Aim
Scan the entries below for the word "декабря". Copy each line that has it.

Record set
▬▬▬▬▬▬▬▬▬▬

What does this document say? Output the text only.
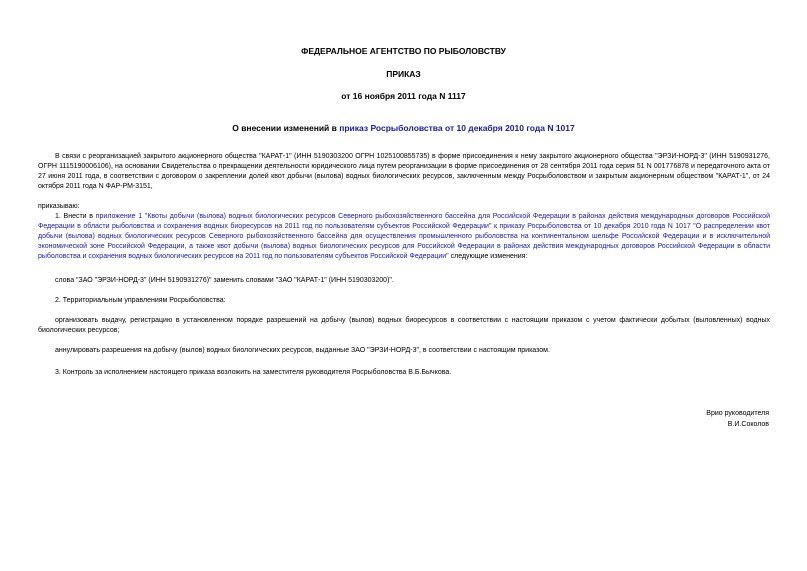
ФЕДЕРАЛЬНОЕ АГЕНТСТВО ПО РЫБОЛОВСТВУ
ПРИКАЗ
от 16 ноября 2011 года N 1117
О внесении изменений в приказ Росрыболовства от 10 декабря 2010 года N 1017

В связи с реорганизацией закрытого акционерного общества "КАРАТ-1" (ИНН 5190303200 ОГРН 1025100855735) в форме присоединения к нему закрытого акционерного общества "ЭРЗИ-НОРД-3" (ИНН 5190931276, ОГРН 1115190006106), на основании Свидетельства о прекращении деятельности юридического лица путем реорганизации в форме присоединения от 28 сентября 2011 года серия 51 N 001776878 и передаточного акта от 27 июня 2011 года, в соответствии с договором о закреплении долей квот добычи (вылова) водных биологических ресурсов, заключенным между Росрыболовством и закрытым акционерным обществом "КАРАТ-1", от 24 октября 2011 года N ФАР-РМ-3151,

приказываю:

1. Внести в приложение 1 "Квоты добычи (вылова) водных биологических ресурсов Северного рыбохозяйственного бассейна для Российской Федерации в районах действия международных договоров Российской Федерации в области рыболовства и сохранения водных биоресурсов на 2011 год по пользователям субъектов Российской Федерации" к приказу Росрыболовства от 10 декабря 2010 года N 1017 "О распределении квот добычи (вылова) водных биологических ресурсов Северного рыбохозяйственного бассейна для осуществления промышленного рыболовства на континентальном шельфе Российской Федерации и в исключительной экономической зоне Российской Федерации, а также квот добычи (вылова) водных биологических ресурсов для Российской Федерации в районах действия международных договоров Российской Федерации в области рыболовства и сохранения водных биологических ресурсов на 2011 год по пользователям субъектов Российской Федерации" следующие изменения:

слова "ЗАО "ЭРЗИ-НОРД-3" (ИНН 5190931276)" заменить словами "ЗАО "КАРАТ-1" (ИНН 5190303200)".

2. Территориальным управлениям Росрыболовства:

организовать выдачу, регистрацию в установленном порядке разрешений на добычу (вылов) водных биоресурсов в соответствии с настоящим приказом с учетом фактически добытых (выловленных) водных биологических ресурсов;

аннулировать разрешения на добычу (вылов) водных биологических ресурсов, выданные ЗАО "ЭРЗИ-НОРД-3", в соответствии с настоящим приказом.

3. Контроль за исполнением настоящего приказа возложить на заместителя руководителя Росрыболовства В.Б.Бычкова.

Врио руководителя
В.И.Соколов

▬▬▬▬▬▬▬▬▬▬

Finished exercise
О внесении изменений в приказ Росрыболовства от 10 декабря 2010 года N 1017
1. Внести в приложение 1 "Квоты добычи (вылова) водных биологических ресурсов Северного рыбохозяйственного бассейна для Российской Федерации в районах действия международных договоров Российской Федерации в области рыболовства и сохранения водных биоресурсов на 2011 год по пользователям субъектов Российской Федерации" к приказу Росрыболовства от 10 декабря 2010 года N 1017 "О распределении квот добычи (вылова) водных биологических ресурсов Северного рыбохозяйственного бассейна для осуществления промышленного рыболовства на континентальном шельфе Российской Федерации и в исключительной экономической зоне Российской Федерации, а также квот добычи (вылова) водных биологических ресурсов для Российской Федерации в районах действия международных договоров Российской Федерации в области рыболовства и сохранения водных биологических ресурсов на 2011 год по пользователям субъектов Российской Федерации" следующие изменения:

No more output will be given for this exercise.